*Task prompt*: Omit the pictures, then write out every entry exactly as it reads.

*Data extract*:
■ ■ ■ ■

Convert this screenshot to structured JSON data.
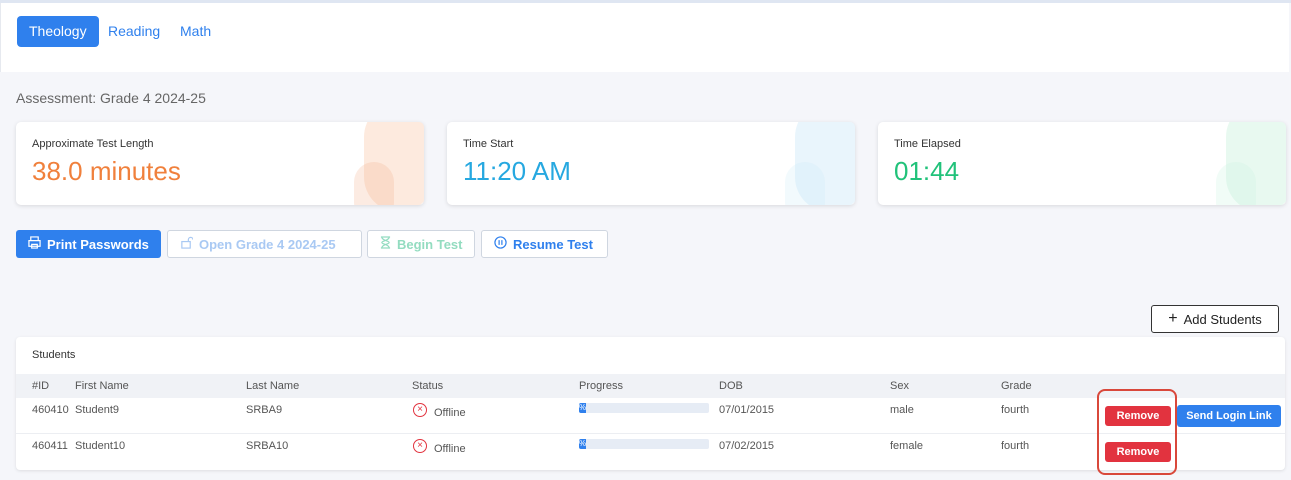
{
  "tabs": [
    {
      "label": "Theology",
      "active": true
    },
    {
      "label": "Reading",
      "active": false
    },
    {
      "label": "Math",
      "active": false
    }
  ],
  "assessment": "Assessment: Grade 4 2024-25",
  "cards": {
    "test_length": {
      "label": "Approximate Test Length",
      "value": "38.0 minutes",
      "color": "#f0803c"
    },
    "time_start": {
      "label": "Time Start",
      "value": "11:20 AM",
      "color": "#26a8e0"
    },
    "time_elapsed": {
      "label": "Time Elapsed",
      "value": "01:44",
      "color": "#21c27a"
    }
  },
  "actions": {
    "print": "Print Passwords",
    "open": "Open Grade 4 2024-25",
    "begin": "Begin Test",
    "resume": "Resume Test"
  },
  "add_students": "Add Students",
  "table": {
    "title": "Students",
    "headers": [
      "#ID",
      "First Name",
      "Last Name",
      "Status",
      "Progress",
      "DOB",
      "Sex",
      "Grade"
    ],
    "rows": [
      {
        "id": "460410",
        "first": "Student9",
        "last": "SRBA9",
        "status": "Offline",
        "progress": "%",
        "progress_fraction": 0.05,
        "dob": "07/01/2015",
        "sex": "male",
        "grade": "fourth",
        "remove": "Remove",
        "login": "Send Login Link"
      },
      {
        "id": "460411",
        "first": "Student10",
        "last": "SRBA10",
        "status": "Offline",
        "progress": "%",
        "progress_fraction": 0.05,
        "dob": "07/02/2015",
        "sex": "female",
        "grade": "fourth",
        "remove": "Remove"
      }
    ]
  },
  "colors": {
    "accent": "#2f80ed",
    "danger": "#e2333f",
    "highlight": "#d9483b"
  }
}
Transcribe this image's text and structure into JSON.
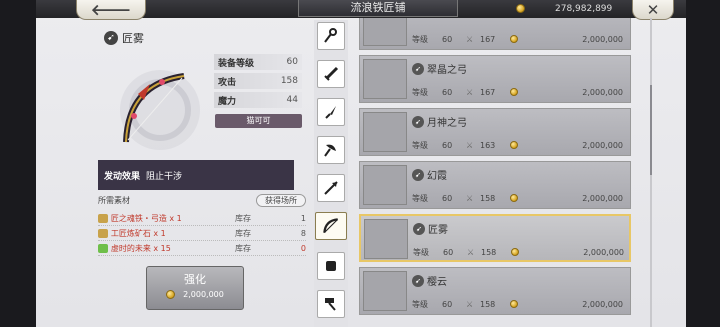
{
  "header": {
    "back_icon": "arrow-left-icon",
    "title": "流浪铁匠铺",
    "coins": "278,982,899",
    "close_icon": "close-icon"
  },
  "detail": {
    "name": "匠雾",
    "stats": [
      {
        "label": "装备等级",
        "value": "60"
      },
      {
        "label": "攻击",
        "value": "158"
      },
      {
        "label": "魔力",
        "value": "44"
      }
    ],
    "owner": "猫可可",
    "effect_key": "发动效果",
    "effect_value": "阻止干涉",
    "materials_label": "所需素材",
    "obtain_label": "获得场所",
    "materials": [
      {
        "name": "匠之魂铁・弓造 x 1",
        "stock_label": "库存",
        "count": "1",
        "color": "#c8a24a"
      },
      {
        "name": "工匠炼矿石 x 1",
        "stock_label": "库存",
        "count": "8",
        "color": "#c8a24a"
      },
      {
        "name": "虚时的未来 x 15",
        "stock_label": "库存",
        "count": "0",
        "color": "#6fbf4a"
      }
    ],
    "enhance_label": "强化",
    "enhance_cost": "2,000,000"
  },
  "tabs": [
    "staff-icon",
    "sword-icon",
    "dagger-icon",
    "axe-icon",
    "spear-icon",
    "bow-icon",
    "gauntlet-icon",
    "hammer-icon"
  ],
  "list": [
    {
      "name": "",
      "level_label": "等级",
      "level": "60",
      "attack": "167",
      "price": "2,000,000"
    },
    {
      "name": "翠晶之弓",
      "level_label": "等级",
      "level": "60",
      "attack": "167",
      "price": "2,000,000"
    },
    {
      "name": "月神之弓",
      "level_label": "等级",
      "level": "60",
      "attack": "163",
      "price": "2,000,000"
    },
    {
      "name": "幻霞",
      "level_label": "等级",
      "level": "60",
      "attack": "158",
      "price": "2,000,000"
    },
    {
      "name": "匠雾",
      "level_label": "等级",
      "level": "60",
      "attack": "158",
      "price": "2,000,000"
    },
    {
      "name": "樱云",
      "level_label": "等级",
      "level": "60",
      "attack": "158",
      "price": "2,000,000"
    }
  ]
}
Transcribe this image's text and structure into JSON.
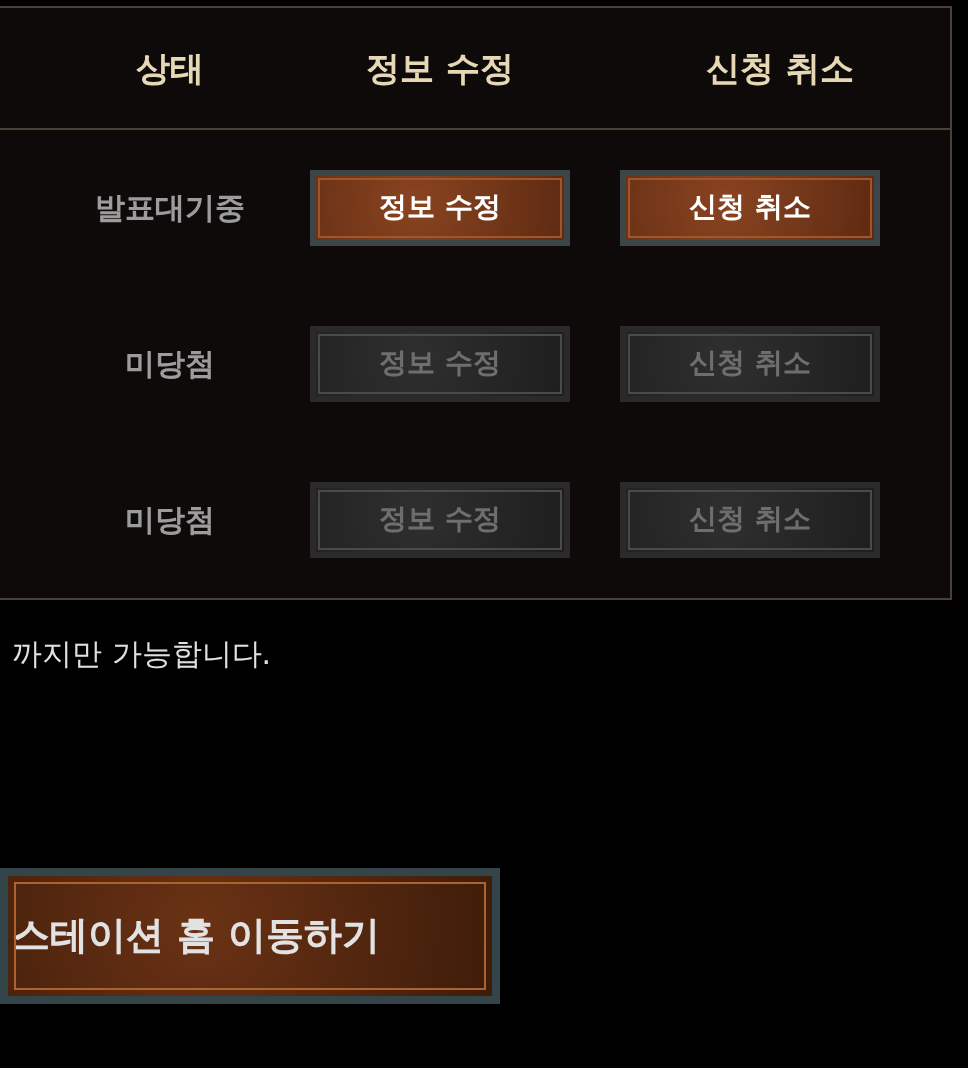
{
  "table": {
    "columns": [
      "상태",
      "정보 수정",
      "신청 취소"
    ],
    "rows": [
      {
        "status": "발표대기중",
        "edit": {
          "label": "정보 수정",
          "disabled": false
        },
        "cancel": {
          "label": "신청 취소",
          "disabled": false
        }
      },
      {
        "status": "미당첨",
        "edit": {
          "label": "정보 수정",
          "disabled": true
        },
        "cancel": {
          "label": "신청 취소",
          "disabled": true
        }
      },
      {
        "status": "미당첨",
        "edit": {
          "label": "정보 수정",
          "disabled": true
        },
        "cancel": {
          "label": "신청 취소",
          "disabled": true
        }
      }
    ]
  },
  "notice": "까지만 가능합니다.",
  "home_button": "스테이션 홈 이동하기"
}
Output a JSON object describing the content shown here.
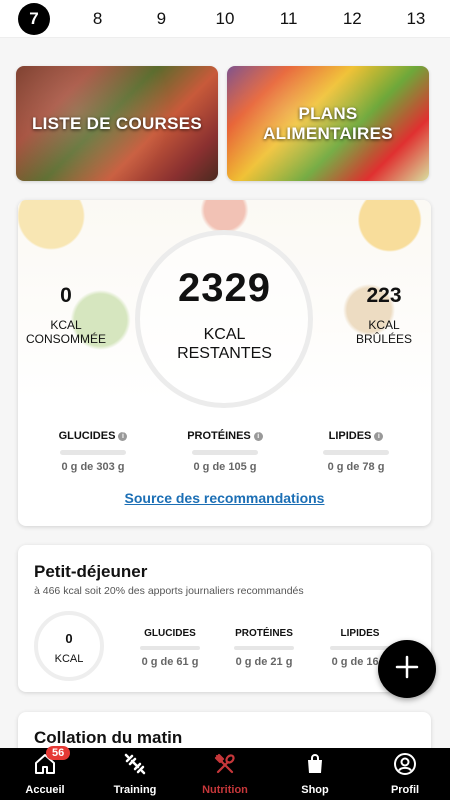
{
  "dates": [
    "7",
    "8",
    "9",
    "10",
    "11",
    "12",
    "13"
  ],
  "selected_date": "7",
  "tiles": {
    "shopping_list": "LISTE DE COURSES",
    "meal_plans_line1": "PLANS",
    "meal_plans_line2": "ALIMENTAIRES"
  },
  "summary": {
    "consumed_value": "0",
    "consumed_label_1": "KCAL",
    "consumed_label_2": "CONSOMMÉE",
    "remaining_value": "2329",
    "remaining_label_1": "KCAL",
    "remaining_label_2": "RESTANTES",
    "burned_value": "223",
    "burned_label_1": "KCAL",
    "burned_label_2": "BRÛLÉES",
    "macros": [
      {
        "name": "GLUCIDES",
        "value": "0 g de 303 g"
      },
      {
        "name": "PROTÉINES",
        "value": "0 g de 105 g"
      },
      {
        "name": "LIPIDES",
        "value": "0 g de 78 g"
      }
    ],
    "source_link": "Source des recommandations"
  },
  "breakfast": {
    "title": "Petit-déjeuner",
    "subtitle": "à 466 kcal soit 20% des apports journaliers recommandés",
    "kcal_value": "0",
    "kcal_unit": "KCAL",
    "macros": [
      {
        "name": "GLUCIDES",
        "value": "0 g de 61 g"
      },
      {
        "name": "PROTÉINES",
        "value": "0 g de 21 g"
      },
      {
        "name": "LIPIDES",
        "value": "0 g de 16 g"
      }
    ]
  },
  "next_meal": {
    "title": "Collation du matin"
  },
  "nav": {
    "items": [
      {
        "label": "Accueil",
        "icon": "home-icon"
      },
      {
        "label": "Training",
        "icon": "dumbbell-icon"
      },
      {
        "label": "Nutrition",
        "icon": "fork-spoon-icon"
      },
      {
        "label": "Shop",
        "icon": "shopping-bag-icon"
      },
      {
        "label": "Profil",
        "icon": "user-icon"
      }
    ],
    "home_badge": "56",
    "active": "Nutrition",
    "active_color": "#c6373a"
  },
  "colors": {
    "link": "#1c6fb5",
    "badge": "#e53935"
  }
}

■ ■ ■ ■

*Exercise output*:
Convert this screenshot to structured JSON data.
{
  "tabs": [
    {
      "label": "Theology",
      "active": true
    },
    {
      "label": "Reading",
      "active": false
    },
    {
      "label": "Math",
      "active": false
    }
  ],
  "assessment": "Assessment: Grade 4 2024-25",
  "cards": {
    "test_length": {
      "label": "Approximate Test Length",
      "value": "38.0 minutes",
      "color": "#f0803c"
    },
    "time_start": {
      "label": "Time Start",
      "value": "11:20 AM",
      "color": "#26a8e0"
    },
    "time_elapsed": {
      "label": "Time Elapsed",
      "value": "01:44",
      "color": "#21c27a"
    }
  },
  "actions": {
    "print": "Print Passwords",
    "open": "Open Grade 4 2024-25",
    "begin": "Begin Test",
    "resume": "Resume Test"
  },
  "add_students": "Add Students",
  "table": {
    "title": "Students",
    "headers": [
      "#ID",
      "First Name",
      "Last Name",
      "Status",
      "Progress",
      "DOB",
      "Sex",
      "Grade"
    ],
    "rows": [
      {
        "id": "460410",
        "first": "Student9",
        "last": "SRBA9",
        "status": "Offline",
        "progress": "%",
        "progress_fraction": 0.05,
        "dob": "07/01/2015",
        "sex": "male",
        "grade": "fourth",
        "remove": "Remove",
        "login": "Send Login Link"
      },
      {
        "id": "460411",
        "first": "Student10",
        "last": "SRBA10",
        "status": "Offline",
        "progress": "%",
        "progress_fraction": 0.05,
        "dob": "07/02/2015",
        "sex": "female",
        "grade": "fourth",
        "remove": "Remove"
      }
    ]
  },
  "colors": {
    "accent": "#2f80ed",
    "danger": "#e2333f",
    "highlight": "#d9483b"
  }
}
Transcribe this image's text and structure into JSON.
{
  "header": {
    "back_icon": "arrow-left-icon",
    "title": "流浪铁匠铺",
    "coins": "278,982,899",
    "close_icon": "close-icon"
  },
  "detail": {
    "name": "匠雾",
    "stats": [
      {
        "label": "装备等级",
        "value": "60"
      },
      {
        "label": "攻击",
        "value": "158"
      },
      {
        "label": "魔力",
        "value": "44"
      }
    ],
    "owner": "猫可可",
    "effect_key": "发动效果",
    "effect_value": "阻止干涉",
    "materials_label": "所需素材",
    "obtain_label": "获得场所",
    "materials": [
      {
        "name": "匠之魂铁・弓造 x 1",
        "stock_label": "库存",
        "count": "1",
        "color": "#c8a24a"
      },
      {
        "name": "工匠炼矿石 x 1",
        "stock_label": "库存",
        "count": "8",
        "color": "#c8a24a"
      },
      {
        "name": "虚时的未来 x 15",
        "stock_label": "库存",
        "count": "0",
        "color": "#6fbf4a"
      }
    ],
    "enhance_label": "强化",
    "enhance_cost": "2,000,000"
  },
  "tabs": [
    "staff-icon",
    "sword-icon",
    "dagger-icon",
    "axe-icon",
    "spear-icon",
    "bow-icon",
    "gauntlet-icon",
    "hammer-icon"
  ],
  "list": [
    {
      "name": "",
      "level_label": "等级",
      "level": "60",
      "attack": "167",
      "price": "2,000,000"
    },
    {
      "name": "翠晶之弓",
      "level_label": "等级",
      "level": "60",
      "attack": "167",
      "price": "2,000,000"
    },
    {
      "name": "月神之弓",
      "level_label": "等级",
      "level": "60",
      "attack": "163",
      "price": "2,000,000"
    },
    {
      "name": "幻霞",
      "level_label": "等级",
      "level": "60",
      "attack": "158",
      "price": "2,000,000"
    },
    {
      "name": "匠雾",
      "level_label": "等级",
      "level": "60",
      "attack": "158",
      "price": "2,000,000"
    },
    {
      "name": "樱云",
      "level_label": "等级",
      "level": "60",
      "attack": "158",
      "price": "2,000,000"
    }
  ]
}
Transcribe this image's text and structure into JSON.
{
  "table": {
    "columns": [
      "상태",
      "정보 수정",
      "신청 취소"
    ],
    "rows": [
      {
        "status": "발표대기중",
        "edit": {
          "label": "정보 수정",
          "disabled": false
        },
        "cancel": {
          "label": "신청 취소",
          "disabled": false
        }
      },
      {
        "status": "미당첨",
        "edit": {
          "label": "정보 수정",
          "disabled": true
        },
        "cancel": {
          "label": "신청 취소",
          "disabled": true
        }
      },
      {
        "status": "미당첨",
        "edit": {
          "label": "정보 수정",
          "disabled": true
        },
        "cancel": {
          "label": "신청 취소",
          "disabled": true
        }
      }
    ]
  },
  "notice": "까지만 가능합니다.",
  "home_button": "스테이션 홈 이동하기"
}
Output a JSON object describing the content shown here.
{
  "dates": [
    "7",
    "8",
    "9",
    "10",
    "11",
    "12",
    "13"
  ],
  "selected_date": "7",
  "tiles": {
    "shopping_list": "LISTE DE COURSES",
    "meal_plans_line1": "PLANS",
    "meal_plans_line2": "ALIMENTAIRES"
  },
  "summary": {
    "consumed_value": "0",
    "consumed_label_1": "KCAL",
    "consumed_label_2": "CONSOMMÉE",
    "remaining_value": "2329",
    "remaining_label_1": "KCAL",
    "remaining_label_2": "RESTANTES",
    "burned_value": "223",
    "burned_label_1": "KCAL",
    "burned_label_2": "BRÛLÉES",
    "macros": [
      {
        "name": "GLUCIDES",
        "value": "0 g de 303 g"
      },
      {
        "name": "PROTÉINES",
        "value": "0 g de 105 g"
      },
      {
        "name": "LIPIDES",
        "value": "0 g de 78 g"
      }
    ],
    "source_link": "Source des recommandations"
  },
  "breakfast": {
    "title": "Petit-déjeuner",
    "subtitle": "à 466 kcal soit 20% des apports journaliers recommandés",
    "kcal_value": "0",
    "kcal_unit": "KCAL",
    "macros": [
      {
        "name": "GLUCIDES",
        "value": "0 g de 61 g"
      },
      {
        "name": "PROTÉINES",
        "value": "0 g de 21 g"
      },
      {
        "name": "LIPIDES",
        "value": "0 g de 16 g"
      }
    ]
  },
  "next_meal": {
    "title": "Collation du matin"
  },
  "nav": {
    "items": [
      {
        "label": "Accueil",
        "icon": "home-icon"
      },
      {
        "label": "Training",
        "icon": "dumbbell-icon"
      },
      {
        "label": "Nutrition",
        "icon": "fork-spoon-icon"
      },
      {
        "label": "Shop",
        "icon": "shopping-bag-icon"
      },
      {
        "label": "Profil",
        "icon": "user-icon"
      }
    ],
    "home_badge": "56",
    "active": "Nutrition",
    "active_color": "#c6373a"
  },
  "colors": {
    "link": "#1c6fb5",
    "badge": "#e53935"
  }
}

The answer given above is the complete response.